==== Information provided ====
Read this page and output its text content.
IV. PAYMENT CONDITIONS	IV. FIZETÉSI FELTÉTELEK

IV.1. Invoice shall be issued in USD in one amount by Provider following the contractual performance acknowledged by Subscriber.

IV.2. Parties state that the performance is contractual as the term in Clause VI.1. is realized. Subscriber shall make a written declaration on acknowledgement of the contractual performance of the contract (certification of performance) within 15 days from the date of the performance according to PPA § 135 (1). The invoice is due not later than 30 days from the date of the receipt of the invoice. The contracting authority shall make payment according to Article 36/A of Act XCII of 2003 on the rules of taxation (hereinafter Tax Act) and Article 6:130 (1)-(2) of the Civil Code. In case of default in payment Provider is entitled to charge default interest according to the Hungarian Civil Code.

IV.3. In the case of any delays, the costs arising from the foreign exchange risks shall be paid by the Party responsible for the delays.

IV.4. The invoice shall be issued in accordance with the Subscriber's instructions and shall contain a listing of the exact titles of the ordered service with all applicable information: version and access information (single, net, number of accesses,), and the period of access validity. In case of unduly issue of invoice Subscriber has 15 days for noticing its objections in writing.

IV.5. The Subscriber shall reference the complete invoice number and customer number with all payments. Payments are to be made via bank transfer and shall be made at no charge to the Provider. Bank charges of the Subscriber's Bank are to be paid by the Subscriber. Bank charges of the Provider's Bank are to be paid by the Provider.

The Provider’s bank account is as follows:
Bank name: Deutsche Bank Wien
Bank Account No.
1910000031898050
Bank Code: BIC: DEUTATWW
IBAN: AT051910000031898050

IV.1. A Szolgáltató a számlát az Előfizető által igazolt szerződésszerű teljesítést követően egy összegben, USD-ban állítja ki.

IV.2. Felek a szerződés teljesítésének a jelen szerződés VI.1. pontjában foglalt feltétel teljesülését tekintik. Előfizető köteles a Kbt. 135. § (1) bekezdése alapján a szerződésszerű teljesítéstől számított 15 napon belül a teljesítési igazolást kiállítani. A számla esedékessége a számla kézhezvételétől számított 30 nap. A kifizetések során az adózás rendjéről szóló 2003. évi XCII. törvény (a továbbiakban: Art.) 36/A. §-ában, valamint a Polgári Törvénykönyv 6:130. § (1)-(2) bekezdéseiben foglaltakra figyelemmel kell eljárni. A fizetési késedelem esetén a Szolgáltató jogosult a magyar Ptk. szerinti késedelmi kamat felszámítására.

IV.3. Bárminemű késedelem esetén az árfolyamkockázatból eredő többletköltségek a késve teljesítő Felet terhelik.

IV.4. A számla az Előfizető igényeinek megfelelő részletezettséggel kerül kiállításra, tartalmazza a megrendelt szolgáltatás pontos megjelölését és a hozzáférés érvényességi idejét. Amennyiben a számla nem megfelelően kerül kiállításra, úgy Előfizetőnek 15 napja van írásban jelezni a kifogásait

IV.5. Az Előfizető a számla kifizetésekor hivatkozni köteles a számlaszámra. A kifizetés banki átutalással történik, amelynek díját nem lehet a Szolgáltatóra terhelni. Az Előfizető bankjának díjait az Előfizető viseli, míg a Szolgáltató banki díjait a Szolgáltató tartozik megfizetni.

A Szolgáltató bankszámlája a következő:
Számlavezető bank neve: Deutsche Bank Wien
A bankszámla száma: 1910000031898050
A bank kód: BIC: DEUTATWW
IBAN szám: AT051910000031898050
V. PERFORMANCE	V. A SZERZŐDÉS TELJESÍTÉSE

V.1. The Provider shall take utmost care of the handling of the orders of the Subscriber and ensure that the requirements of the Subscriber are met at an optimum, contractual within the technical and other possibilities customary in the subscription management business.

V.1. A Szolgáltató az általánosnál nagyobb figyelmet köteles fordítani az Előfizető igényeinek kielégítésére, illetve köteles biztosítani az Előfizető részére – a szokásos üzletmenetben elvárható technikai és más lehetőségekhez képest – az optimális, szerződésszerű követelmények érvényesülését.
====
* What you have to do
Without leaving anything out, give the entries again exactly.

* Finished answer
Read this page and output its text content.
IV. PAYMENT CONDITIONS	IV. FIZETÉSI FELTÉTELEK

IV.1. Invoice shall be issued in USD in one amount by Provider following the contractual performance acknowledged by Subscriber.

IV.2. Parties state that the performance is contractual as the term in Clause VI.1. is realized. Subscriber shall make a written declaration on acknowledgement of the contractual performance of the contract (certification of performance) within 15 days from the date of the performance according to PPA § 135 (1). The invoice is due not later than 30 days from the date of the receipt of the invoice. The contracting authority shall make payment according to Article 36/A of Act XCII of 2003 on the rules of taxation (hereinafter Tax Act) and Article 6:130 (1)-(2) of the Civil Code. In case of default in payment Provider is entitled to charge default interest according to the Hungarian Civil Code.

IV.3. In the case of any delays, the costs arising from the foreign exchange risks shall be paid by the Party responsible for the delays.

IV.4. The invoice shall be issued in accordance with the Subscriber's instructions and shall contain a listing of the exact titles of the ordered service with all applicable information: version and access information (single, net, number of accesses,), and the period of access validity. In case of unduly issue of invoice Subscriber has 15 days for noticing its objections in writing.

IV.5. The Subscriber shall reference the complete invoice number and customer number with all payments. Payments are to be made via bank transfer and shall be made at no charge to the Provider. Bank charges of the Subscriber's Bank are to be paid by the Subscriber. Bank charges of the Provider's Bank are to be paid by the Provider.

The Provider’s bank account is as follows:
Bank name: Deutsche Bank Wien
Bank Account No.
1910000031898050
Bank Code: BIC: DEUTATWW
IBAN: AT051910000031898050

IV.1. A Szolgáltató a számlát az Előfizető által igazolt szerződésszerű teljesítést követően egy összegben, USD-ban állítja ki.

IV.2. Felek a szerződés teljesítésének a jelen szerződés VI.1. pontjában foglalt feltétel teljesülését tekintik. Előfizető köteles a Kbt. 135. § (1) bekezdése alapján a szerződésszerű teljesítéstől számított 15 napon belül a teljesítési igazolást kiállítani. A számla esedékessége a számla kézhezvételétől számított 30 nap. A kifizetések során az adózás rendjéről szóló 2003. évi XCII. törvény (a továbbiakban: Art.) 36/A. §-ában, valamint a Polgári Törvénykönyv 6:130. § (1)-(2) bekezdéseiben foglaltakra figyelemmel kell eljárni. A fizetési késedelem esetén a Szolgáltató jogosult a magyar Ptk. szerinti késedelmi kamat felszámítására.

IV.3. Bárminemű késedelem esetén az árfolyamkockázatból eredő többletköltségek a késve teljesítő Felet terhelik.

IV.4. A számla az Előfizető igényeinek megfelelő részletezettséggel kerül kiállításra, tartalmazza a megrendelt szolgáltatás pontos megjelölését és a hozzáférés érvényességi idejét. Amennyiben a számla nem megfelelően kerül kiállításra, úgy Előfizetőnek 15 napja van írásban jelezni a kifogásait

IV.5. Az Előfizető a számla kifizetésekor hivatkozni köteles a számlaszámra. A kifizetés banki átutalással történik, amelynek díját nem lehet a Szolgáltatóra terhelni. Az Előfizető bankjának díjait az Előfizető viseli, míg a Szolgáltató banki díjait a Szolgáltató tartozik megfizetni.

A Szolgáltató bankszámlája a következő:
Számlavezető bank neve: Deutsche Bank Wien
A bankszámla száma: 1910000031898050
A bank kód: BIC: DEUTATWW
IBAN szám: AT051910000031898050
V. PERFORMANCE	V. A SZERZŐDÉS TELJESÍTÉSE

V.1. The Provider shall take utmost care of the handling of the orders of the Subscriber and ensure that the requirements of the Subscriber are met at an optimum, contractual within the technical and other possibilities customary in the subscription management business.

V.1. A Szolgáltató az általánosnál nagyobb figyelmet köteles fordítani az Előfizető igényeinek kielégítésére, illetve köteles biztosítani az Előfizető részére – a szokásos üzletmenetben elvárható technikai és más lehetőségekhez képest – az optimális, szerződésszerű követelmények érvényesülését.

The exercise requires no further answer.